**Instructions to follow:** Give all of the lines again, with nothing added or dropped.

**Material for the task:**
++++++++++++++++++++
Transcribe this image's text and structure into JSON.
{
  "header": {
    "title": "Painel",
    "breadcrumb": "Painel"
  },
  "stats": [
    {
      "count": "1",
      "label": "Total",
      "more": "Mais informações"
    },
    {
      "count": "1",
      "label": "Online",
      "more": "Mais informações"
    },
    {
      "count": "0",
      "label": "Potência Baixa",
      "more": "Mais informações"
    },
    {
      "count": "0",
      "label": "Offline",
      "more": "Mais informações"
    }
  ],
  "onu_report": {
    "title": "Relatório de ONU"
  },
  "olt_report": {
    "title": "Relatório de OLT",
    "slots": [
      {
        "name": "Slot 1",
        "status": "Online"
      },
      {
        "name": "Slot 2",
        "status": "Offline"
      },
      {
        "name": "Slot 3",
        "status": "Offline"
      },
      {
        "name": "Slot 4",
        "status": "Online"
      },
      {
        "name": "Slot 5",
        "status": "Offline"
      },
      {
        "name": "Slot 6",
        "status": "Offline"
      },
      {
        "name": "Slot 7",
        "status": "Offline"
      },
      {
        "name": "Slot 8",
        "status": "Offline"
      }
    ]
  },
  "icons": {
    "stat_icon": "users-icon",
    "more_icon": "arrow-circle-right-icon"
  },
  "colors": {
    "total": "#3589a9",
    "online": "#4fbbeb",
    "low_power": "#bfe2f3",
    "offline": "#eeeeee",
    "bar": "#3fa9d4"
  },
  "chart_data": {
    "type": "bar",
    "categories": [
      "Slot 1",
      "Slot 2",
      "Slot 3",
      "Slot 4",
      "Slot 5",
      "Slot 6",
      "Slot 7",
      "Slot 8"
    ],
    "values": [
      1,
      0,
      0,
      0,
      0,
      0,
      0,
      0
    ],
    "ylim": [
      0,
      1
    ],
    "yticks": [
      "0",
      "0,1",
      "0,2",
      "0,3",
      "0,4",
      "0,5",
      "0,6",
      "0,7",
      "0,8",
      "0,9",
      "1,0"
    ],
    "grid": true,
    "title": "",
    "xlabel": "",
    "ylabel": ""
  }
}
++++++++++++++++++++
**Answer to this task:**
Transcribe this image's text and structure into JSON.
{
  "header": {
    "title": "Painel",
    "breadcrumb": "Painel"
  },
  "stats": [
    {
      "count": "1",
      "label": "Total",
      "more": "Mais informações"
    },
    {
      "count": "1",
      "label": "Online",
      "more": "Mais informações"
    },
    {
      "count": "0",
      "label": "Potência Baixa",
      "more": "Mais informações"
    },
    {
      "count": "0",
      "label": "Offline",
      "more": "Mais informações"
    }
  ],
  "onu_report": {
    "title": "Relatório de ONU"
  },
  "olt_report": {
    "title": "Relatório de OLT",
    "slots": [
      {
        "name": "Slot 1",
        "status": "Online"
      },
      {
        "name": "Slot 2",
        "status": "Offline"
      },
      {
        "name": "Slot 3",
        "status": "Offline"
      },
      {
        "name": "Slot 4",
        "status": "Online"
      },
      {
        "name": "Slot 5",
        "status": "Offline"
      },
      {
        "name": "Slot 6",
        "status": "Offline"
      },
      {
        "name": "Slot 7",
        "status": "Offline"
      },
      {
        "name": "Slot 8",
        "status": "Offline"
      }
    ]
  },
  "icons": {
    "stat_icon": "users-icon",
    "more_icon": "arrow-circle-right-icon"
  },
  "colors": {
    "total": "#3589a9",
    "online": "#4fbbeb",
    "low_power": "#bfe2f3",
    "offline": "#eeeeee",
    "bar": "#3fa9d4"
  },
  "chart_data": {
    "type": "bar",
    "categories": [
      "Slot 1",
      "Slot 2",
      "Slot 3",
      "Slot 4",
      "Slot 5",
      "Slot 6",
      "Slot 7",
      "Slot 8"
    ],
    "values": [
      1,
      0,
      0,
      0,
      0,
      0,
      0,
      0
    ],
    "ylim": [
      0,
      1
    ],
    "yticks": [
      "0",
      "0,1",
      "0,2",
      "0,3",
      "0,4",
      "0,5",
      "0,6",
      "0,7",
      "0,8",
      "0,9",
      "1,0"
    ],
    "grid": true,
    "title": "",
    "xlabel": "",
    "ylabel": ""
  }
}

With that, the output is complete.